BEGIN PROVIDED DATA

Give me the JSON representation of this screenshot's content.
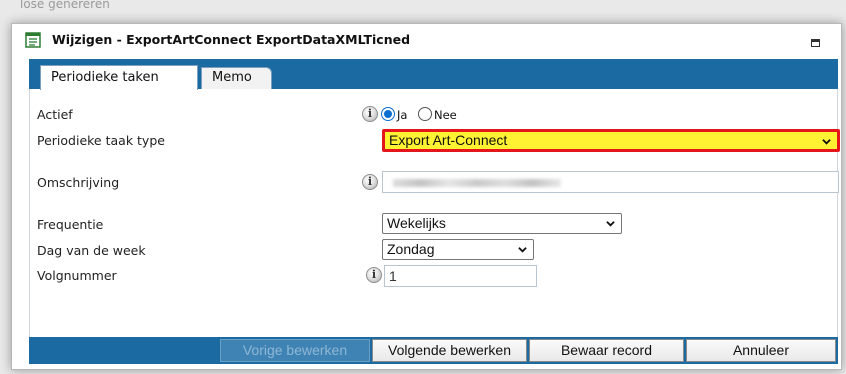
{
  "background": {
    "caption": "lose genereren"
  },
  "dialog": {
    "title": "Wijzigen - ExportArtConnect ExportDataXMLTicned"
  },
  "tabs": [
    {
      "label": "Periodieke taken",
      "active": true
    },
    {
      "label": "Memo",
      "active": false
    }
  ],
  "form": {
    "actief": {
      "label": "Actief",
      "info_icon": "info-icon",
      "options": [
        {
          "label": "Ja",
          "selected": true
        },
        {
          "label": "Nee",
          "selected": false
        }
      ]
    },
    "taak_type": {
      "label": "Periodieke taak type",
      "value": "Export Art-Connect",
      "highlight_bg": "#fff233",
      "highlight_border": "#e4161b"
    },
    "omschrijving": {
      "label": "Omschrijving",
      "info_icon": "info-icon",
      "value_blurred": true
    },
    "frequentie": {
      "label": "Frequentie",
      "value": "Wekelijks"
    },
    "dag": {
      "label": "Dag van de week",
      "value": "Zondag"
    },
    "volgnummer": {
      "label": "Volgnummer",
      "info_icon": "info-icon",
      "value": "1"
    }
  },
  "footer": {
    "buttons": [
      {
        "label": "Vorige bewerken",
        "enabled": false
      },
      {
        "label": "Volgende bewerken",
        "enabled": true
      },
      {
        "label": "Bewaar record",
        "enabled": true
      },
      {
        "label": "Annuleer",
        "enabled": true
      }
    ]
  },
  "colors": {
    "accent": "#1b6ba2",
    "radio_selected": "#0a6ed1"
  }
}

END PROVIDED DATA

• _YOUR OBJECTIVE_: Every line holding "bewerken" should be copied out.

• _SOLUTION TO THIS TASK_:
        "label": "Vorige bewerken",
        "label": "Volgende bewerken",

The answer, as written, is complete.